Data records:
* begin *

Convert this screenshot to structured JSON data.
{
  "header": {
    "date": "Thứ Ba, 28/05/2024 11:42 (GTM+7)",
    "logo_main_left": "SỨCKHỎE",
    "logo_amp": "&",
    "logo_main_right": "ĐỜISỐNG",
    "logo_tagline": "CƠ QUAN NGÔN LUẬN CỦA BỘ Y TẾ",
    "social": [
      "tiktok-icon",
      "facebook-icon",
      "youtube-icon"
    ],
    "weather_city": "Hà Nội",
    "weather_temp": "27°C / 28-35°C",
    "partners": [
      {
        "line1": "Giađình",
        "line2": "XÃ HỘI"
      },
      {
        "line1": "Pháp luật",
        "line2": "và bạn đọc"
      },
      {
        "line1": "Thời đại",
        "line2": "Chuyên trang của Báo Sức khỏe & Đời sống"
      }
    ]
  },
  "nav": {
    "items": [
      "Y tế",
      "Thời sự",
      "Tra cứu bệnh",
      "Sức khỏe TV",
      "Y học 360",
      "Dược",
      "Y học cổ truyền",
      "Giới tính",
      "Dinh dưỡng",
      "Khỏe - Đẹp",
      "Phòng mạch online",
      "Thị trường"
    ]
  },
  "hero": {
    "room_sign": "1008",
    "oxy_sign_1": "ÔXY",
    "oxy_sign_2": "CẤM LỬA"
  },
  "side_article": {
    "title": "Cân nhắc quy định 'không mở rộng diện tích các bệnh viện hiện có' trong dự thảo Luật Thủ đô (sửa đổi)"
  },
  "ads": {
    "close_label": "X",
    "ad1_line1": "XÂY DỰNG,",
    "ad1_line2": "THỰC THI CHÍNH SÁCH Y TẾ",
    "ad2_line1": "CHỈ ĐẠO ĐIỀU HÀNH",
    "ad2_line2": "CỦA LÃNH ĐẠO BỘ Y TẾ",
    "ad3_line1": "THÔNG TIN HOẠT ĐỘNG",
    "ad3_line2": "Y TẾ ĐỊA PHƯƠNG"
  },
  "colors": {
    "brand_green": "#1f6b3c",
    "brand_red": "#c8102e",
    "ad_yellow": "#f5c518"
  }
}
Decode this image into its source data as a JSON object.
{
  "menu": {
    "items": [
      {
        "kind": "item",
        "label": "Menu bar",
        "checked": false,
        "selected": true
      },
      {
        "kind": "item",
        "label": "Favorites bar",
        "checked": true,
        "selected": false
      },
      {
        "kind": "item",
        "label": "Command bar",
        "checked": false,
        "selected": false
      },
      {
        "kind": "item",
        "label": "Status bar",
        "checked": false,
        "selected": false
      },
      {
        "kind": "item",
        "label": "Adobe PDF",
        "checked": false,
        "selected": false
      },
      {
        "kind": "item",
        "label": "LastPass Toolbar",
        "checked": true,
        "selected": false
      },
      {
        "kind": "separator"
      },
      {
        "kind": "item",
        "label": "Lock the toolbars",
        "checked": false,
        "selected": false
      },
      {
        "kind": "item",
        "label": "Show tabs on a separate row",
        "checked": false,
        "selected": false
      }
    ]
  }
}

* end *
* begin *

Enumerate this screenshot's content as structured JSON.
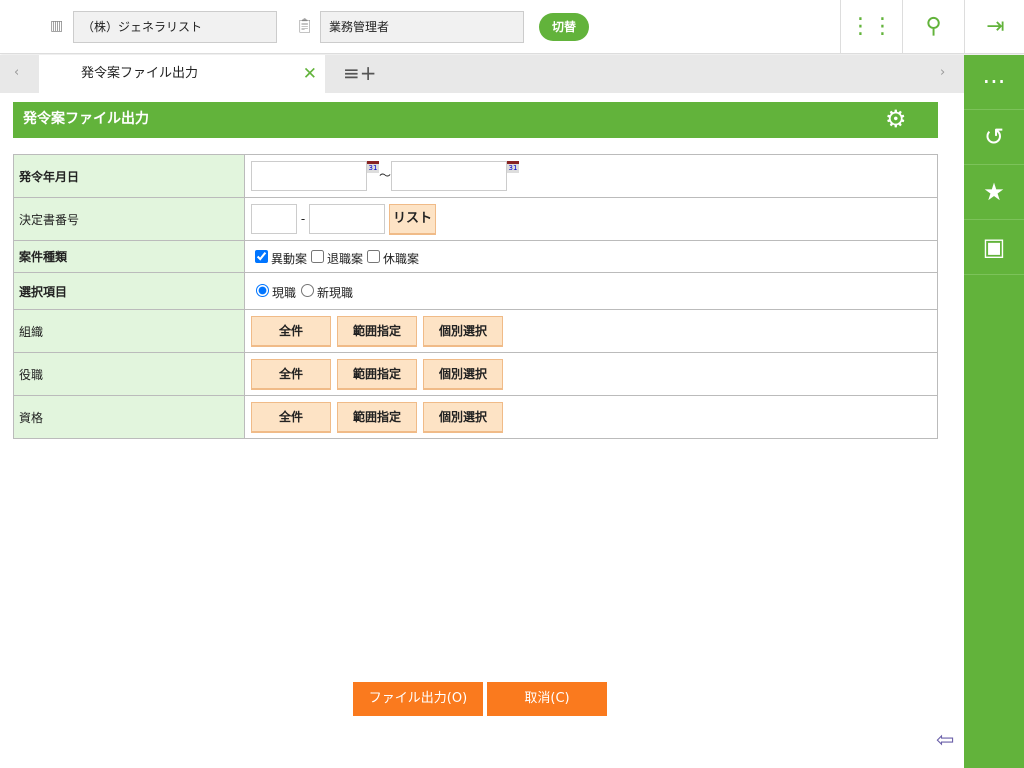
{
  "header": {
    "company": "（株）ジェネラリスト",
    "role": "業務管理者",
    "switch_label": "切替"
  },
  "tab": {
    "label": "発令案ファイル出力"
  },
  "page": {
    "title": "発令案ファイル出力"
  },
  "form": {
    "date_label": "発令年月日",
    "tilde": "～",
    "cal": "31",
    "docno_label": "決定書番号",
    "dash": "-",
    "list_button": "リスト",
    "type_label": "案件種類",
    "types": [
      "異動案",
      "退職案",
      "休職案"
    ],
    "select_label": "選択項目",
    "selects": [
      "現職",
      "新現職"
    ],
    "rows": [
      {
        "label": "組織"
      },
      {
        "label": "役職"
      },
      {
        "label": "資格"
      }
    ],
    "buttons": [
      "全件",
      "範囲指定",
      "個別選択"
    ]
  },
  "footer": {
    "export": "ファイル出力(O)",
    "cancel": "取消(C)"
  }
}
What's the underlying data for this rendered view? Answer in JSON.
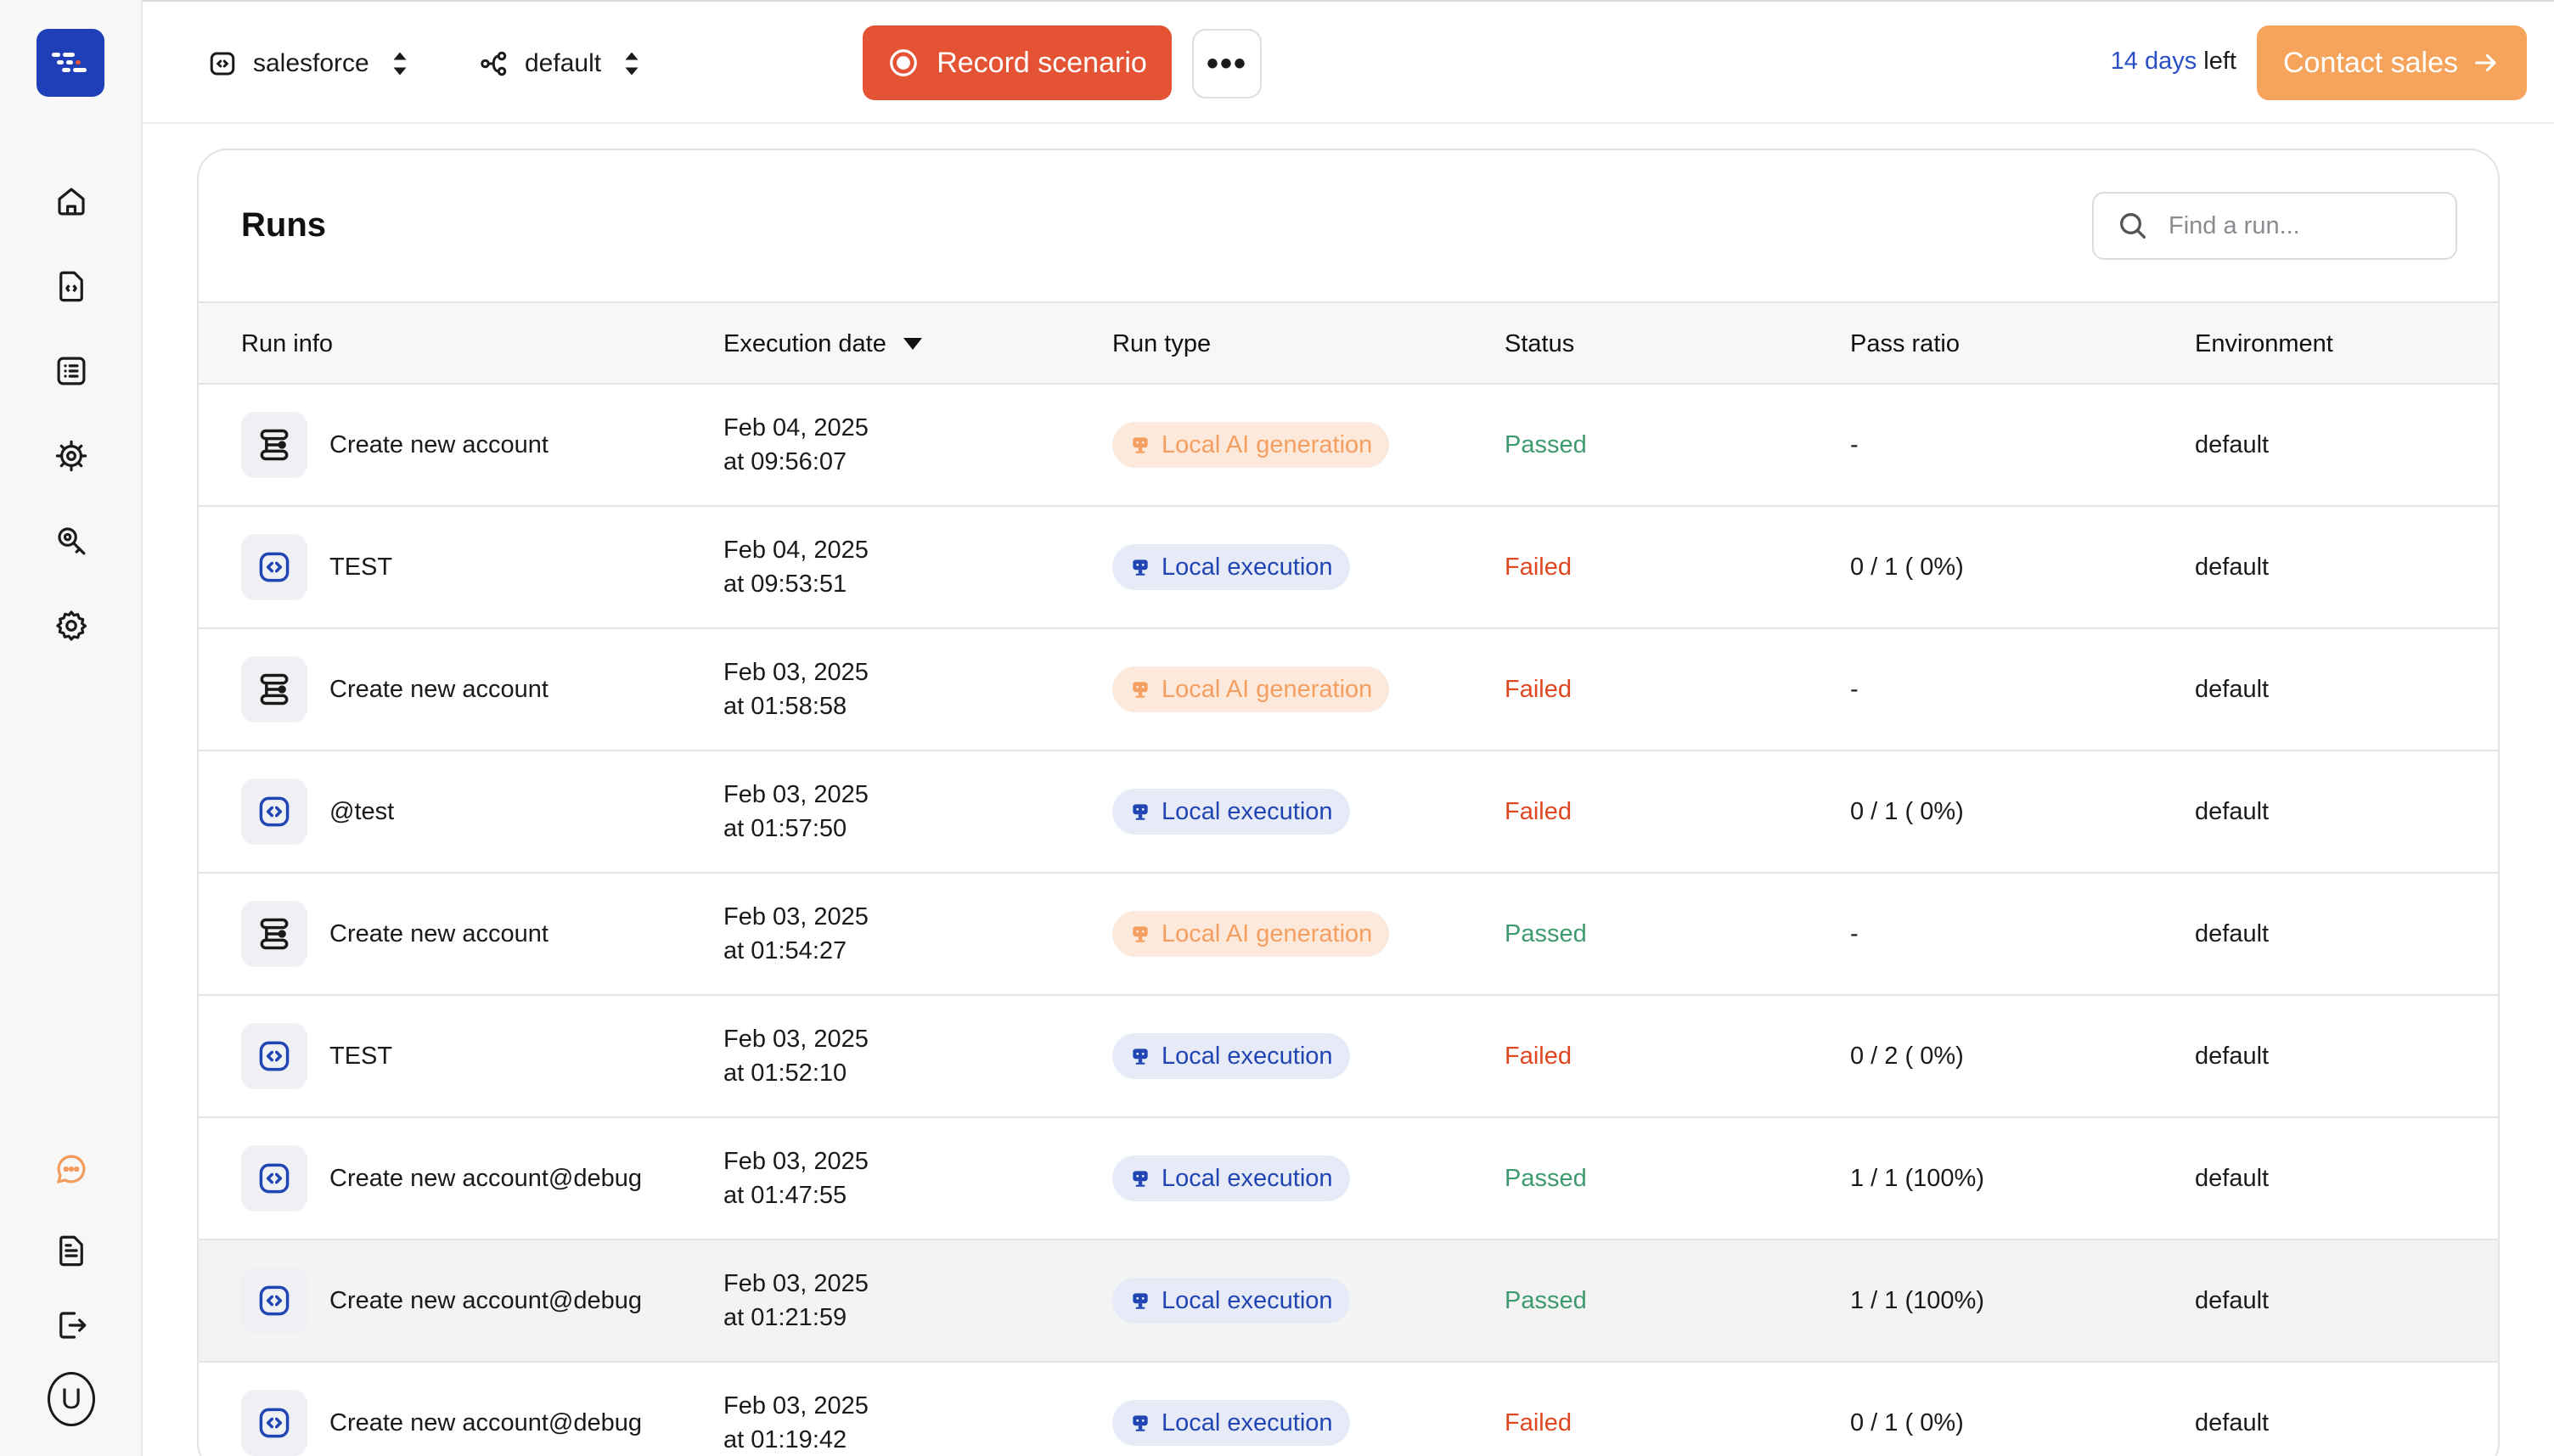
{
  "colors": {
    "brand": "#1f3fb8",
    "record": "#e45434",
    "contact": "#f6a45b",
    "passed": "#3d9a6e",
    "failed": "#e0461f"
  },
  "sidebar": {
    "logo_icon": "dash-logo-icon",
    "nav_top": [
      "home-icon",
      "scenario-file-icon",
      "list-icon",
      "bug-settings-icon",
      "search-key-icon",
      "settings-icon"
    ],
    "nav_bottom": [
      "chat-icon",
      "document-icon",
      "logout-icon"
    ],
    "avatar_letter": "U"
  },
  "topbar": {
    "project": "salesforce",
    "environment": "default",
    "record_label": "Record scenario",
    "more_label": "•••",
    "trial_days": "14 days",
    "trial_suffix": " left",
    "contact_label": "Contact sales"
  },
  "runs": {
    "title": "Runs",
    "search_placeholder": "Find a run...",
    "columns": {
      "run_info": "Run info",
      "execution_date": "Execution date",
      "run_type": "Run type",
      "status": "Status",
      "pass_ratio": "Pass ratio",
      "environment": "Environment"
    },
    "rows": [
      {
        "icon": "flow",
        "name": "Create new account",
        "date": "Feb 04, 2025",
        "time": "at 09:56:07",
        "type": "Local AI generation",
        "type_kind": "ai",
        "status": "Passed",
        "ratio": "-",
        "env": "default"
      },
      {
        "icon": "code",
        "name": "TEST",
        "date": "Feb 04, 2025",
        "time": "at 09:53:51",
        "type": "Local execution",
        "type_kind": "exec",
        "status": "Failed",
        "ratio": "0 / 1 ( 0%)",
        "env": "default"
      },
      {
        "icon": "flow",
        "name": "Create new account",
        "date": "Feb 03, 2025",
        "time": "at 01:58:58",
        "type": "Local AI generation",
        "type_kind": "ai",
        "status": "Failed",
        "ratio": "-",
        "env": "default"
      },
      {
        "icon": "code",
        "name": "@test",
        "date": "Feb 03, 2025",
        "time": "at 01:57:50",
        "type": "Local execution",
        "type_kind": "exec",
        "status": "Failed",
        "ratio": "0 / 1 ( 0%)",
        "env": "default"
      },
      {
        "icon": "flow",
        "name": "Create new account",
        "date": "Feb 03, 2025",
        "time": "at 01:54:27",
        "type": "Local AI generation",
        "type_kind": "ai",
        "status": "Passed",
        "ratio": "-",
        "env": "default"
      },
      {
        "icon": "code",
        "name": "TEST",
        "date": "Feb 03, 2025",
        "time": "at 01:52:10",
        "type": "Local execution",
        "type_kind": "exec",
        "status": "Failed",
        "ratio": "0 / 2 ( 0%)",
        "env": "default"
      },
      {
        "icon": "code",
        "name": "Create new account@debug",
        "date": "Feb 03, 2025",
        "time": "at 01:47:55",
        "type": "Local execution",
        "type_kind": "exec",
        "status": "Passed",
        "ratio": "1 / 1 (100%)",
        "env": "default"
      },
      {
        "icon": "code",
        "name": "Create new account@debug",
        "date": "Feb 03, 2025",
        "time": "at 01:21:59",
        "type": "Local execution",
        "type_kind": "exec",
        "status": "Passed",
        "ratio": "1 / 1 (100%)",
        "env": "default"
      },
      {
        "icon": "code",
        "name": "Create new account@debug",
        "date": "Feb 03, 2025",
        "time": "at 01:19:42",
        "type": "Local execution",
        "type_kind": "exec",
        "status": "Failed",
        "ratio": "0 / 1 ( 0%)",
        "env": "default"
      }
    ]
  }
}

* end *

**Task brief:** Using the records above, select and copy every line that has the word "time".

**Task output:**
        "time": "at 09:56:07",
        "time": "at 09:53:51",
        "time": "at 01:58:58",
        "time": "at 01:57:50",
        "time": "at 01:54:27",
        "time": "at 01:52:10",
        "time": "at 01:47:55",
        "time": "at 01:21:59",
        "time": "at 01:19:42",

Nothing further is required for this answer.